Each line containing the word "مشروع" should be found and copied.
***** INFORMATION PROVIDED
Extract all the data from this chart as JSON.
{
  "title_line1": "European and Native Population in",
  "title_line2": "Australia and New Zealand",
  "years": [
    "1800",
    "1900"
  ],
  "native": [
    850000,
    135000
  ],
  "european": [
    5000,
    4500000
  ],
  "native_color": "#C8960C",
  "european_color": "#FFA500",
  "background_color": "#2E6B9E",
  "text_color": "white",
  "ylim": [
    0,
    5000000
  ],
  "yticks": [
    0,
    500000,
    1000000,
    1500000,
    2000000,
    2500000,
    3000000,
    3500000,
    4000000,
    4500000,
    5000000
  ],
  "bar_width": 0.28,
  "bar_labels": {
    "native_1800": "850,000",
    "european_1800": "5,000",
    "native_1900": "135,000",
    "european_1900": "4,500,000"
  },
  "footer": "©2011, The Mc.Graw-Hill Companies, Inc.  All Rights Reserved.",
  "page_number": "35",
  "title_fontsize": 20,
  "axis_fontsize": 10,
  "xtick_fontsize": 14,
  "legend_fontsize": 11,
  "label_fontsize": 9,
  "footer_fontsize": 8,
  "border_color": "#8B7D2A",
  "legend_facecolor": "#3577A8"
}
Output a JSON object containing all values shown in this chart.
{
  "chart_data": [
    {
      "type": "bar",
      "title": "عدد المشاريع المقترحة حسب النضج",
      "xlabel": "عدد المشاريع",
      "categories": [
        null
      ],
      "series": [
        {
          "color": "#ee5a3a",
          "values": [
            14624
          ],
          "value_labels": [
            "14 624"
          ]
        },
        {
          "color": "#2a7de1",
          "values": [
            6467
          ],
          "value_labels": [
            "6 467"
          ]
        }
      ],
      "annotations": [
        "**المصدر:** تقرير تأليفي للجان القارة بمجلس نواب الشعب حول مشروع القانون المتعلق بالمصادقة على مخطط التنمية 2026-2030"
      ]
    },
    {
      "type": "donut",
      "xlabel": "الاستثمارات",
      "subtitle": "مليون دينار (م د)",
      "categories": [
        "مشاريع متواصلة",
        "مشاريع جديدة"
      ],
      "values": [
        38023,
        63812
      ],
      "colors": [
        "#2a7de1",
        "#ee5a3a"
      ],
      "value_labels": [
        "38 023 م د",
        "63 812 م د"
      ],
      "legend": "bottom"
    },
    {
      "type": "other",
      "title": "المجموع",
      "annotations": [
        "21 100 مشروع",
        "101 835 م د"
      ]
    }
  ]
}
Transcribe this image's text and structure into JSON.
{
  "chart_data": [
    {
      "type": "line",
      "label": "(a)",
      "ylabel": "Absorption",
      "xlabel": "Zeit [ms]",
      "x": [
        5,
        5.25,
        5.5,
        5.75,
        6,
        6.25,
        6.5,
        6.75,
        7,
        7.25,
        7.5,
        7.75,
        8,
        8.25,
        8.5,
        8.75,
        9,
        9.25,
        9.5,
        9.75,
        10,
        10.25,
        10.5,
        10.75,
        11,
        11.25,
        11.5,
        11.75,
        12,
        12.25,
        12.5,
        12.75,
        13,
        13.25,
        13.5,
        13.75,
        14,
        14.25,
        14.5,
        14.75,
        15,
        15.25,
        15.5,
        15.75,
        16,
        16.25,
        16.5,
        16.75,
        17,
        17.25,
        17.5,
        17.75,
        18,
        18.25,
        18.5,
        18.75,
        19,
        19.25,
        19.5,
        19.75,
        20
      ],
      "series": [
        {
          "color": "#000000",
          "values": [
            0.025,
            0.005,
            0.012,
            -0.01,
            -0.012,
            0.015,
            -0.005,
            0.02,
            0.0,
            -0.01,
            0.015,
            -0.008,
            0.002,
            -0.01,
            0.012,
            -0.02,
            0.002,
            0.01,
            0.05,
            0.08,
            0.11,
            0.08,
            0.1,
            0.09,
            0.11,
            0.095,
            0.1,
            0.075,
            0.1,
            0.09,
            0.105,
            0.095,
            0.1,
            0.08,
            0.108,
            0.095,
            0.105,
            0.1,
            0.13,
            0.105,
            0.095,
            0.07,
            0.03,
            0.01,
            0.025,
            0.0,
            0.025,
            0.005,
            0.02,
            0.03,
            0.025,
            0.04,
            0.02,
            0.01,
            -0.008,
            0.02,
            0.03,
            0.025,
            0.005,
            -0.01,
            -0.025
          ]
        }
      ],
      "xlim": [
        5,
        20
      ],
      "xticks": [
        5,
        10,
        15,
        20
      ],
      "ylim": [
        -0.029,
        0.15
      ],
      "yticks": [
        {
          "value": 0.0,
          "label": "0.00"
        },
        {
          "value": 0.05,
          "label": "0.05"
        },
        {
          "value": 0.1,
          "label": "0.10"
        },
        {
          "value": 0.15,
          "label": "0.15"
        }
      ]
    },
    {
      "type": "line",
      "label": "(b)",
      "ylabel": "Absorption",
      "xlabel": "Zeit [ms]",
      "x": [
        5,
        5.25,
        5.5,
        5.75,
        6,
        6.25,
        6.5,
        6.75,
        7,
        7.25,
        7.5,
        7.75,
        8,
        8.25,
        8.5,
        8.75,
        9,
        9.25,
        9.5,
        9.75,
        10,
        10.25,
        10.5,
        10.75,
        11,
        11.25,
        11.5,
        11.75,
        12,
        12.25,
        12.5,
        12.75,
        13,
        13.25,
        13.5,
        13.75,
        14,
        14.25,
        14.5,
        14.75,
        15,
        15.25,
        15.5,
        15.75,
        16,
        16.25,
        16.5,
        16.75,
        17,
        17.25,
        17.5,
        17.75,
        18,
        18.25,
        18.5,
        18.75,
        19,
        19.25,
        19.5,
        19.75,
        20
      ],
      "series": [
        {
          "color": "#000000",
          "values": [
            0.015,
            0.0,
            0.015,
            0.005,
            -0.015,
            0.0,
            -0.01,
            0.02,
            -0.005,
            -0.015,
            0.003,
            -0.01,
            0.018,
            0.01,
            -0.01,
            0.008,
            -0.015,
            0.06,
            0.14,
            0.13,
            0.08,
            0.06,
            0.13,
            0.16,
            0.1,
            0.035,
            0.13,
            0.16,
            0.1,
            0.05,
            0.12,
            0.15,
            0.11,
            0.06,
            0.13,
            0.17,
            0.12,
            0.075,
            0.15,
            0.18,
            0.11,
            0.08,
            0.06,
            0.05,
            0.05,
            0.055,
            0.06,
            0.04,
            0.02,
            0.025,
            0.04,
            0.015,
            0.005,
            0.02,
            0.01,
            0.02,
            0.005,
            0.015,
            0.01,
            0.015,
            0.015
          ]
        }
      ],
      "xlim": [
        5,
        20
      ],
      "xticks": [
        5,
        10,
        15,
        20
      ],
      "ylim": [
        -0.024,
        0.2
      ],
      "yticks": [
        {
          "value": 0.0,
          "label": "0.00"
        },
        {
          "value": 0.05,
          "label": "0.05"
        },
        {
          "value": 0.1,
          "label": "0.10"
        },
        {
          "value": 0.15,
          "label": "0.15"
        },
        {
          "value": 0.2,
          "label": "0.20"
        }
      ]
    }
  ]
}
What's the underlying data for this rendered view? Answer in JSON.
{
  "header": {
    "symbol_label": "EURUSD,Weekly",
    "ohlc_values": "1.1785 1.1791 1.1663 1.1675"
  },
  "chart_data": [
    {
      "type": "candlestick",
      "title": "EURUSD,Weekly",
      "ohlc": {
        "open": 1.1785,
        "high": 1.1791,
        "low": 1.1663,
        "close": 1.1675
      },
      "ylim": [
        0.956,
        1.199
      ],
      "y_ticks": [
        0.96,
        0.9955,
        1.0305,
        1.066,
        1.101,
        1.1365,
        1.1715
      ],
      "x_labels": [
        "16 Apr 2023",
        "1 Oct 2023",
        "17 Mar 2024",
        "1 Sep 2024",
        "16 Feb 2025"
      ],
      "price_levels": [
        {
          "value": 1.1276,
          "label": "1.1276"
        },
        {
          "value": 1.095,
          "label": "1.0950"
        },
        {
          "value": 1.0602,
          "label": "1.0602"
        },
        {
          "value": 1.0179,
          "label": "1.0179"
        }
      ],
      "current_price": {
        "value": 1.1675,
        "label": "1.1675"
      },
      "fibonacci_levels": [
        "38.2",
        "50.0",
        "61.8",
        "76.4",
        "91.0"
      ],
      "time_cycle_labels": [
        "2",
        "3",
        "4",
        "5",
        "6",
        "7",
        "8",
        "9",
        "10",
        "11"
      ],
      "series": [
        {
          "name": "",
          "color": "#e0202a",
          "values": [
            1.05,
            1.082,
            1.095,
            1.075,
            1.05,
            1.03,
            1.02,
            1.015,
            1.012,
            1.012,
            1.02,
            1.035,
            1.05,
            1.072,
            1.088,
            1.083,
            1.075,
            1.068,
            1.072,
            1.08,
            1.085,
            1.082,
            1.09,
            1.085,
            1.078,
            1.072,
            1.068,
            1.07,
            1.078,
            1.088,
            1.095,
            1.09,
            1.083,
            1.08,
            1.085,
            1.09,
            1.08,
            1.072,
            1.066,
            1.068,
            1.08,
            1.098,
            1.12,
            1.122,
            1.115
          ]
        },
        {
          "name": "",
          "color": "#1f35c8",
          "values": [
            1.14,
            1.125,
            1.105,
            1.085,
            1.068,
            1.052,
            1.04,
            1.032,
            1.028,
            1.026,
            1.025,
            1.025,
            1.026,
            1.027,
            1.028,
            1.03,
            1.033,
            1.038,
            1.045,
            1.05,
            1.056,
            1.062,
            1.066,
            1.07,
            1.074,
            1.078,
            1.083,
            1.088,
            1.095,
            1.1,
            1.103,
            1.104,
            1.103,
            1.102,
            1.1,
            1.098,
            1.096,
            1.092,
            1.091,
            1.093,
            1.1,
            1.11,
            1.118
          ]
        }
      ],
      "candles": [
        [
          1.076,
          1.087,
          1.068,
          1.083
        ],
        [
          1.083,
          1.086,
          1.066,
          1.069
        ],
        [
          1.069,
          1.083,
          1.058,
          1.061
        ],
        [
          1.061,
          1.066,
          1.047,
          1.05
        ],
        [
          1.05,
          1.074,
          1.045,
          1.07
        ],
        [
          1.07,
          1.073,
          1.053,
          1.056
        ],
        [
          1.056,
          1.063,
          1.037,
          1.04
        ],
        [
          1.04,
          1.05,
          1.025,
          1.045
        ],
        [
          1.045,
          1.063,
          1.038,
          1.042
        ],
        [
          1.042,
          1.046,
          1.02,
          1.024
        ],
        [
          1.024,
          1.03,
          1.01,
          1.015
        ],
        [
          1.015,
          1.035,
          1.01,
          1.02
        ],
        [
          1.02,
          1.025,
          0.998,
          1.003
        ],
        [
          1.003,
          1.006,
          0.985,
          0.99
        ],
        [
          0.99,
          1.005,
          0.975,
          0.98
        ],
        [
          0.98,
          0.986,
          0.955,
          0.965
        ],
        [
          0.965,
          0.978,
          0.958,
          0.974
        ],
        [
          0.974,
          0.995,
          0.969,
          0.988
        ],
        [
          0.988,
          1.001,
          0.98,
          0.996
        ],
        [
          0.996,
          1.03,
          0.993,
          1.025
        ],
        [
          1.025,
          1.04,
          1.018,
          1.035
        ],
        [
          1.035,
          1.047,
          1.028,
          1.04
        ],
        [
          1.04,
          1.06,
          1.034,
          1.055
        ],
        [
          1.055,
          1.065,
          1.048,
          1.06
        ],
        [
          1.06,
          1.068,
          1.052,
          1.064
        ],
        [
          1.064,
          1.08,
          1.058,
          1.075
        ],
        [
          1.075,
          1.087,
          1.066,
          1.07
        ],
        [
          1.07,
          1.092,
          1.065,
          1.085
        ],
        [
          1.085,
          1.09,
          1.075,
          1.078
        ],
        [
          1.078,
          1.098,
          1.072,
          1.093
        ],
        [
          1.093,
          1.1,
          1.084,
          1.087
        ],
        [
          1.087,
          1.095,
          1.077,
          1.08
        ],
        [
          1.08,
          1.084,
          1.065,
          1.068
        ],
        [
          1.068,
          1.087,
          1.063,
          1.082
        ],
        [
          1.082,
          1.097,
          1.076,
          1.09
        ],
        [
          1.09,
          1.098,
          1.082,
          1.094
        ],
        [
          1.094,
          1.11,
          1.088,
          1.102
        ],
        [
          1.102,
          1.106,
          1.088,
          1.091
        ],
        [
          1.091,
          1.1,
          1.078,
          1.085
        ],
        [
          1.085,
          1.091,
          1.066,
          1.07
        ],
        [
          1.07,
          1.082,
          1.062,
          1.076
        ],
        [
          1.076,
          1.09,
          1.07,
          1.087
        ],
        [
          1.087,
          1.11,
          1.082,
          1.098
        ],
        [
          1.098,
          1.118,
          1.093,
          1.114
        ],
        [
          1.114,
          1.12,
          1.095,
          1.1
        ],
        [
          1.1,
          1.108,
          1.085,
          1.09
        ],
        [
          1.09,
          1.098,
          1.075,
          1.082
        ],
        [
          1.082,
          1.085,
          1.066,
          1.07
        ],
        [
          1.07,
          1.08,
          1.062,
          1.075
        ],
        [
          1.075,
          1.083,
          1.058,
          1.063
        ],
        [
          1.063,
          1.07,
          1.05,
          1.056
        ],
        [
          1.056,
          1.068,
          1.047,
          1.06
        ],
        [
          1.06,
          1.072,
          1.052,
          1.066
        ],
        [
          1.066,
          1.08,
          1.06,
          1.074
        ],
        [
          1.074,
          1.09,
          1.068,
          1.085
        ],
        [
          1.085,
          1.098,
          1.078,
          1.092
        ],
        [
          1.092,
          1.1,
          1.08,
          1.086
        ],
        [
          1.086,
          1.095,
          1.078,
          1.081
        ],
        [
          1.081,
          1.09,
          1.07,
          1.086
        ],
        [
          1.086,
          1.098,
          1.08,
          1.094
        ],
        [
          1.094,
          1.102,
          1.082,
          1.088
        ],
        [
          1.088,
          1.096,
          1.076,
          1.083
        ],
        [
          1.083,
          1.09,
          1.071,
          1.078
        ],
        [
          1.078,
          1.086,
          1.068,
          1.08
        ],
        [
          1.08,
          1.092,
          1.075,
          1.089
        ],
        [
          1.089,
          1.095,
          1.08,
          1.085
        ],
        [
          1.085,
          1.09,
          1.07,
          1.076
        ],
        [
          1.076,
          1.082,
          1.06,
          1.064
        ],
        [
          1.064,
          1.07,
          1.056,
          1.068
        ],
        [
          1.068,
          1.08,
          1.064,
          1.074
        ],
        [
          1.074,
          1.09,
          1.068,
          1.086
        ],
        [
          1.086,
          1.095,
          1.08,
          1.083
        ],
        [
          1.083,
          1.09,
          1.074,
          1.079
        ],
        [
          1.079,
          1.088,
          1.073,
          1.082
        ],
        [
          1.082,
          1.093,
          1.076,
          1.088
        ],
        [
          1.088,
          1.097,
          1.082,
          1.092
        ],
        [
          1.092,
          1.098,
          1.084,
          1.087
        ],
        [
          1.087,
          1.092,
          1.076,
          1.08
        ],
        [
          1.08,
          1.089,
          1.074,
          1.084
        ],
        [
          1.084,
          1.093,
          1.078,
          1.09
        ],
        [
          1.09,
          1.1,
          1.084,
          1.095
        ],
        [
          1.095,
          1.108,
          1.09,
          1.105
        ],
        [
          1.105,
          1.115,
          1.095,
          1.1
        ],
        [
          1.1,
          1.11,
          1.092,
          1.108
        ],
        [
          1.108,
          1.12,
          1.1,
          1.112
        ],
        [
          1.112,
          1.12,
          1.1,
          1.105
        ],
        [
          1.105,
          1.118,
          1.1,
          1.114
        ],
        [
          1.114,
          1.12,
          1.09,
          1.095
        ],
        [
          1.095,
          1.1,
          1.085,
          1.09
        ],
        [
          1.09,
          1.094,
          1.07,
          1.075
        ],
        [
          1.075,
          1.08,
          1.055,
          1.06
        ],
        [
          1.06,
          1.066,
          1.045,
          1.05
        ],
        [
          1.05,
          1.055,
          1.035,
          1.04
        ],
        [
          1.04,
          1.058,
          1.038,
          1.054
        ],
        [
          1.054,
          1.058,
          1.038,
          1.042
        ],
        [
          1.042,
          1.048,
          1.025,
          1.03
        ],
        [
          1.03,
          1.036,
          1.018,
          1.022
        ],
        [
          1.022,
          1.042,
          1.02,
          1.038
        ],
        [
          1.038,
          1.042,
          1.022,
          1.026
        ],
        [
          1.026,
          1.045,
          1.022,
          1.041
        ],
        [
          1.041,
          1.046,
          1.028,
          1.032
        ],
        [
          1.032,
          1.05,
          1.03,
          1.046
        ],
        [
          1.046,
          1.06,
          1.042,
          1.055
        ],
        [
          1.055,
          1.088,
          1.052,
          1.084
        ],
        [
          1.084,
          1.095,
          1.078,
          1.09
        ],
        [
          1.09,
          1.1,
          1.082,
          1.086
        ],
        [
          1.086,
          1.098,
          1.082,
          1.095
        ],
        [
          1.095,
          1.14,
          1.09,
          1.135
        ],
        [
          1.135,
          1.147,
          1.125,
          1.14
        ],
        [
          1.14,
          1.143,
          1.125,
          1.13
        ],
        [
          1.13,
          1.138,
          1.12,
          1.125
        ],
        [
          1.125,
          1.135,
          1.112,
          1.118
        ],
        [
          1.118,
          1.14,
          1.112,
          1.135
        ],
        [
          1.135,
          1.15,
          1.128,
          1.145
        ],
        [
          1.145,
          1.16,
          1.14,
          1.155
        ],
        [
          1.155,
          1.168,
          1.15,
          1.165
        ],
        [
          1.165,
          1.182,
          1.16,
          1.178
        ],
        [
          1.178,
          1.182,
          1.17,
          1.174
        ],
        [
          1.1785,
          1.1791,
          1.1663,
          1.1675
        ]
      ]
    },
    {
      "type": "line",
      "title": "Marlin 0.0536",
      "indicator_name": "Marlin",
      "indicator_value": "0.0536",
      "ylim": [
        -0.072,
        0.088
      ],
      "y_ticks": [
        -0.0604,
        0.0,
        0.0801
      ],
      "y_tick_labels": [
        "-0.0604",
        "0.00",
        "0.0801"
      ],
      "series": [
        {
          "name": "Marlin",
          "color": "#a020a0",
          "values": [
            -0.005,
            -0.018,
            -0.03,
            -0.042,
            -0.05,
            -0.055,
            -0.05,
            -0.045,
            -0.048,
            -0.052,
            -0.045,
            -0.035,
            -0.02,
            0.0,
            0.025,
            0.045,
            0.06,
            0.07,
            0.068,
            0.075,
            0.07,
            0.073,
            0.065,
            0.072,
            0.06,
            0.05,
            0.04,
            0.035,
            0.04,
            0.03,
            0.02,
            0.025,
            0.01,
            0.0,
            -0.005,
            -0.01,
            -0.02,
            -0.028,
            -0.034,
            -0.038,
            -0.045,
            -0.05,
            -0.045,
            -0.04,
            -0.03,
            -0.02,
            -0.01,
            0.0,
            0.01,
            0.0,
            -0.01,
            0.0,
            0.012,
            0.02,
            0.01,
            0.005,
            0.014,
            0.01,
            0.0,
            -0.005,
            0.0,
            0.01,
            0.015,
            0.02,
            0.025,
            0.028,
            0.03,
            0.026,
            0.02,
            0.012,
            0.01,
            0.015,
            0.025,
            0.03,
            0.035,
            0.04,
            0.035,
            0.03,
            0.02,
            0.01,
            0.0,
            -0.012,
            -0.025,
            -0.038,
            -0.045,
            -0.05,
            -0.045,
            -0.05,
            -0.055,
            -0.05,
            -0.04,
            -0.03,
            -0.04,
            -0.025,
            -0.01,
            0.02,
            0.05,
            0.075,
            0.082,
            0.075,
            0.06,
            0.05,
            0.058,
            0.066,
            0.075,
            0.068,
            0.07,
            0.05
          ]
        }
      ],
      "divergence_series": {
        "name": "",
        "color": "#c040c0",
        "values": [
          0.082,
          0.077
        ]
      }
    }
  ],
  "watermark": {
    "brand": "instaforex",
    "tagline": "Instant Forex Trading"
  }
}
**********
▸ **RESULT**
        "**المصدر:** تقرير تأليفي للجان القارة بمجلس نواب الشعب حول مشروع القانون المتعلق بالمصادقة على مخطط التنمية 2026-2030"
        "21 100 مشروع",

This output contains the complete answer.